▸ WHAT TO PRODUCE:
Write out each entry again. Keep every word exactly as it is.

Chart and figure data:

(begin)

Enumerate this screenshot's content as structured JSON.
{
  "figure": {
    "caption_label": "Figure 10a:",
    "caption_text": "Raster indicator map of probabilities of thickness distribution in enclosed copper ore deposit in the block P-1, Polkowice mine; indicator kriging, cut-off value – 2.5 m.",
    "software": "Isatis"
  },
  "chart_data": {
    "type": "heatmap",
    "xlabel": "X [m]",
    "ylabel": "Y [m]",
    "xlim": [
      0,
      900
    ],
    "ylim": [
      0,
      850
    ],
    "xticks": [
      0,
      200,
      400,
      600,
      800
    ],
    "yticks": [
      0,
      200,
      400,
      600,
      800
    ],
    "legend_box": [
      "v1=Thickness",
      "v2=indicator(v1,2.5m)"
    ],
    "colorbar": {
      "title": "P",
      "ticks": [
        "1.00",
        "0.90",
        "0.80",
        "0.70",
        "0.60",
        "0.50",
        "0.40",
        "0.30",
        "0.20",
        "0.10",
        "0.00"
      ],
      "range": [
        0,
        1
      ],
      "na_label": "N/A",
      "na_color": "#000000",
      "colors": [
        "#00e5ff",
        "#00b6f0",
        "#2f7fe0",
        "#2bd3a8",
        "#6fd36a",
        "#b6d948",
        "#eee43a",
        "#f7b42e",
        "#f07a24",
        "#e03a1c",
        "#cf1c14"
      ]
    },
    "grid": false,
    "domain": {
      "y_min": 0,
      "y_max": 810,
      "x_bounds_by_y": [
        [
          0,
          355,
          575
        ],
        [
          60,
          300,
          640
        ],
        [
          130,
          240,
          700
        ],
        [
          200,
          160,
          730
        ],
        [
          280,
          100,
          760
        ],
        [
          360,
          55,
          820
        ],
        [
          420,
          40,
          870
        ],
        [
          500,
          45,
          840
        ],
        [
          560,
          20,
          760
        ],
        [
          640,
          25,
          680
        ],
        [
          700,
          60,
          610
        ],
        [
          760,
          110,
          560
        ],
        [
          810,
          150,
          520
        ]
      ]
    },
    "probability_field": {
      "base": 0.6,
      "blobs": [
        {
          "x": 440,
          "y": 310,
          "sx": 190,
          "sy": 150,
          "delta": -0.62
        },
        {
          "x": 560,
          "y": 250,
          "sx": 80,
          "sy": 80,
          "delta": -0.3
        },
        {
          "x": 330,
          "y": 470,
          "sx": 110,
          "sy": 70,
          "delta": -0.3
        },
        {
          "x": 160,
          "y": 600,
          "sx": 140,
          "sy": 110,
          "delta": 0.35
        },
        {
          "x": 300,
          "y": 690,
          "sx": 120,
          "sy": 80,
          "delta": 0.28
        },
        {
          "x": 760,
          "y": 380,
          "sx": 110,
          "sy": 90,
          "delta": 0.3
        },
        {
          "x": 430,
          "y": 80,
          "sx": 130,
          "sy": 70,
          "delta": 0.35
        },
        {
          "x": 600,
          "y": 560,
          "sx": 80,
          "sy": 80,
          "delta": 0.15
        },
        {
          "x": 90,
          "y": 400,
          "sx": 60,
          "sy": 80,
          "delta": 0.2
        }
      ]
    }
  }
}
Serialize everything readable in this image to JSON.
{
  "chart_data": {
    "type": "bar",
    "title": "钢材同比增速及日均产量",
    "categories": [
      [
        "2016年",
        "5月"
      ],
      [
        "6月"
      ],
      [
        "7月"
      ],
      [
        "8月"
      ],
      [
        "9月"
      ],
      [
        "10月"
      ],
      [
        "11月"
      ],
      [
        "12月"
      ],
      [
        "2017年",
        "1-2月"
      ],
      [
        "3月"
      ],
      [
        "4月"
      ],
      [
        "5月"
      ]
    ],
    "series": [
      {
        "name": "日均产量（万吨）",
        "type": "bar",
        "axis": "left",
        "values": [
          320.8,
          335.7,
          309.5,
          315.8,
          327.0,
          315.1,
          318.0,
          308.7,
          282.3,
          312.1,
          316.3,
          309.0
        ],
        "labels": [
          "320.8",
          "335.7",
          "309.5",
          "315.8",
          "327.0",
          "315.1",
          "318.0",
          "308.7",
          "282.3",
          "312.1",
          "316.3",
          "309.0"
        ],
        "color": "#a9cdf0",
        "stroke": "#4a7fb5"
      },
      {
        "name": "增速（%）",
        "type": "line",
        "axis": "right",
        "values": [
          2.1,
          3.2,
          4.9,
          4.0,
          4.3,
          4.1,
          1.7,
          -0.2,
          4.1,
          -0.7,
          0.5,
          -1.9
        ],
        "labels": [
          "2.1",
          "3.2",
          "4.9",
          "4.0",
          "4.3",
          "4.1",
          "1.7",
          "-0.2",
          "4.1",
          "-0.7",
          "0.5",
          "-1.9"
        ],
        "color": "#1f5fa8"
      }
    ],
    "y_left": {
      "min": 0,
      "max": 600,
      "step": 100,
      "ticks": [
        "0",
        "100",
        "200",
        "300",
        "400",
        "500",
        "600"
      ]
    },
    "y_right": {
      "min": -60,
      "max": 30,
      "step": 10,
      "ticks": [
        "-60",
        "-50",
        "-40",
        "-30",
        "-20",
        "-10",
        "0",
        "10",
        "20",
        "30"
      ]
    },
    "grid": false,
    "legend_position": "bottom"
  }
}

(end)

▸ CORRECT RESULT:
Enumerate this screenshot's content as structured JSON.
{
  "figure": {
    "caption_label": "Figure 10a:",
    "caption_text": "Raster indicator map of probabilities of thickness distribution in enclosed copper ore deposit in the block P-1, Polkowice mine; indicator kriging, cut-off value – 2.5 m.",
    "software": "Isatis"
  },
  "chart_data": {
    "type": "heatmap",
    "xlabel": "X [m]",
    "ylabel": "Y [m]",
    "xlim": [
      0,
      900
    ],
    "ylim": [
      0,
      850
    ],
    "xticks": [
      0,
      200,
      400,
      600,
      800
    ],
    "yticks": [
      0,
      200,
      400,
      600,
      800
    ],
    "legend_box": [
      "v1=Thickness",
      "v2=indicator(v1,2.5m)"
    ],
    "colorbar": {
      "title": "P",
      "ticks": [
        "1.00",
        "0.90",
        "0.80",
        "0.70",
        "0.60",
        "0.50",
        "0.40",
        "0.30",
        "0.20",
        "0.10",
        "0.00"
      ],
      "range": [
        0,
        1
      ],
      "na_label": "N/A",
      "na_color": "#000000",
      "colors": [
        "#00e5ff",
        "#00b6f0",
        "#2f7fe0",
        "#2bd3a8",
        "#6fd36a",
        "#b6d948",
        "#eee43a",
        "#f7b42e",
        "#f07a24",
        "#e03a1c",
        "#cf1c14"
      ]
    },
    "grid": false,
    "domain": {
      "y_min": 0,
      "y_max": 810,
      "x_bounds_by_y": [
        [
          0,
          355,
          575
        ],
        [
          60,
          300,
          640
        ],
        [
          130,
          240,
          700
        ],
        [
          200,
          160,
          730
        ],
        [
          280,
          100,
          760
        ],
        [
          360,
          55,
          820
        ],
        [
          420,
          40,
          870
        ],
        [
          500,
          45,
          840
        ],
        [
          560,
          20,
          760
        ],
        [
          640,
          25,
          680
        ],
        [
          700,
          60,
          610
        ],
        [
          760,
          110,
          560
        ],
        [
          810,
          150,
          520
        ]
      ]
    },
    "probability_field": {
      "base": 0.6,
      "blobs": [
        {
          "x": 440,
          "y": 310,
          "sx": 190,
          "sy": 150,
          "delta": -0.62
        },
        {
          "x": 560,
          "y": 250,
          "sx": 80,
          "sy": 80,
          "delta": -0.3
        },
        {
          "x": 330,
          "y": 470,
          "sx": 110,
          "sy": 70,
          "delta": -0.3
        },
        {
          "x": 160,
          "y": 600,
          "sx": 140,
          "sy": 110,
          "delta": 0.35
        },
        {
          "x": 300,
          "y": 690,
          "sx": 120,
          "sy": 80,
          "delta": 0.28
        },
        {
          "x": 760,
          "y": 380,
          "sx": 110,
          "sy": 90,
          "delta": 0.3
        },
        {
          "x": 430,
          "y": 80,
          "sx": 130,
          "sy": 70,
          "delta": 0.35
        },
        {
          "x": 600,
          "y": 560,
          "sx": 80,
          "sy": 80,
          "delta": 0.15
        },
        {
          "x": 90,
          "y": 400,
          "sx": 60,
          "sy": 80,
          "delta": 0.2
        }
      ]
    }
  }
}
Serialize everything readable in this image to JSON.
{
  "chart_data": {
    "type": "bar",
    "title": "钢材同比增速及日均产量",
    "categories": [
      [
        "2016年",
        "5月"
      ],
      [
        "6月"
      ],
      [
        "7月"
      ],
      [
        "8月"
      ],
      [
        "9月"
      ],
      [
        "10月"
      ],
      [
        "11月"
      ],
      [
        "12月"
      ],
      [
        "2017年",
        "1-2月"
      ],
      [
        "3月"
      ],
      [
        "4月"
      ],
      [
        "5月"
      ]
    ],
    "series": [
      {
        "name": "日均产量（万吨）",
        "type": "bar",
        "axis": "left",
        "values": [
          320.8,
          335.7,
          309.5,
          315.8,
          327.0,
          315.1,
          318.0,
          308.7,
          282.3,
          312.1,
          316.3,
          309.0
        ],
        "labels": [
          "320.8",
          "335.7",
          "309.5",
          "315.8",
          "327.0",
          "315.1",
          "318.0",
          "308.7",
          "282.3",
          "312.1",
          "316.3",
          "309.0"
        ],
        "color": "#a9cdf0",
        "stroke": "#4a7fb5"
      },
      {
        "name": "增速（%）",
        "type": "line",
        "axis": "right",
        "values": [
          2.1,
          3.2,
          4.9,
          4.0,
          4.3,
          4.1,
          1.7,
          -0.2,
          4.1,
          -0.7,
          0.5,
          -1.9
        ],
        "labels": [
          "2.1",
          "3.2",
          "4.9",
          "4.0",
          "4.3",
          "4.1",
          "1.7",
          "-0.2",
          "4.1",
          "-0.7",
          "0.5",
          "-1.9"
        ],
        "color": "#1f5fa8"
      }
    ],
    "y_left": {
      "min": 0,
      "max": 600,
      "step": 100,
      "ticks": [
        "0",
        "100",
        "200",
        "300",
        "400",
        "500",
        "600"
      ]
    },
    "y_right": {
      "min": -60,
      "max": 30,
      "step": 10,
      "ticks": [
        "-60",
        "-50",
        "-40",
        "-30",
        "-20",
        "-10",
        "0",
        "10",
        "20",
        "30"
      ]
    },
    "grid": false,
    "legend_position": "bottom"
  }
}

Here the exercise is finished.